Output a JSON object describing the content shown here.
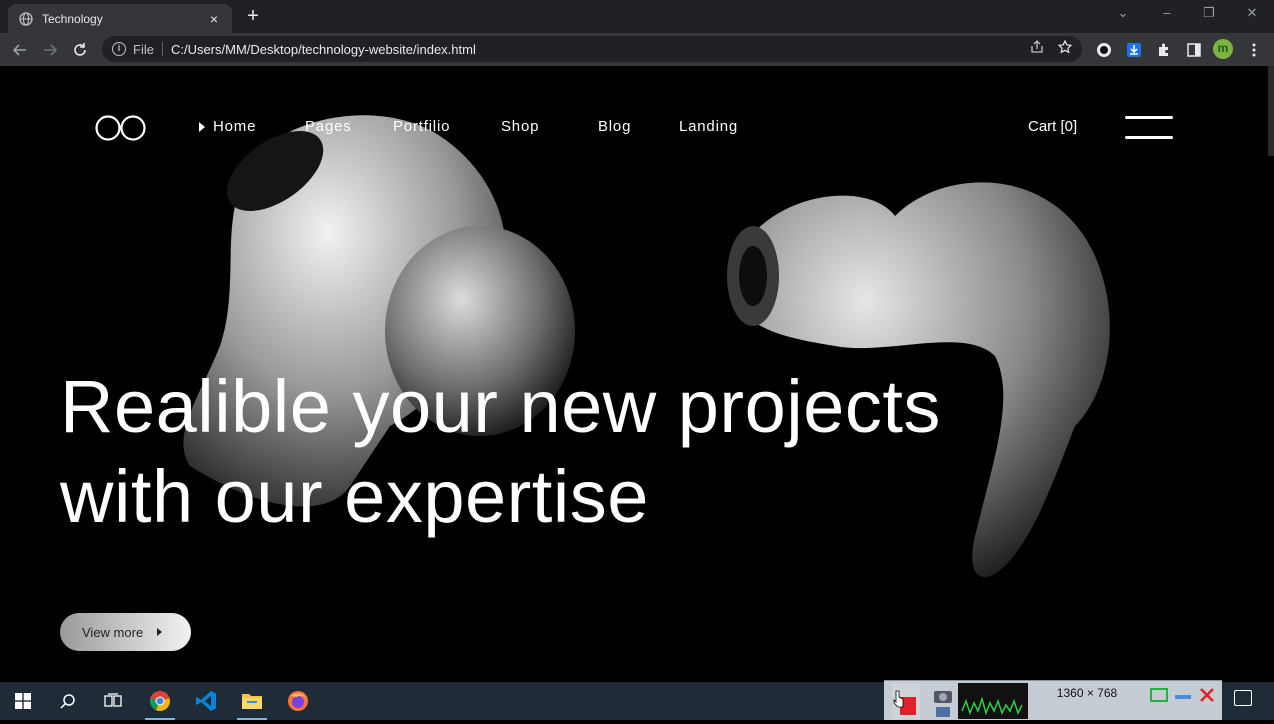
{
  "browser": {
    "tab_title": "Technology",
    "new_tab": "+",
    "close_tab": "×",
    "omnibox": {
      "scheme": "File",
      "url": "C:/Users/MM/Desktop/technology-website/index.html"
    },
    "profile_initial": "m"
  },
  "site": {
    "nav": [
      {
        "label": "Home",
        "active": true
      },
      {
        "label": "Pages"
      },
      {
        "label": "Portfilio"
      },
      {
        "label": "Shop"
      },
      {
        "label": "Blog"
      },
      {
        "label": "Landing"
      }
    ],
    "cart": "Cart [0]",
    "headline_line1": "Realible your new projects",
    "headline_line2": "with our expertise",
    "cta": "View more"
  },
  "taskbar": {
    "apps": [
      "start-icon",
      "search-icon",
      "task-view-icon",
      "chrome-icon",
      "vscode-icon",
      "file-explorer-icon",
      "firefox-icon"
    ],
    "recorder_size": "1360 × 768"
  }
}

# What to do:
Give the count of lines in the data above that hold the string "label", with no additional words.

# Correct answer:
6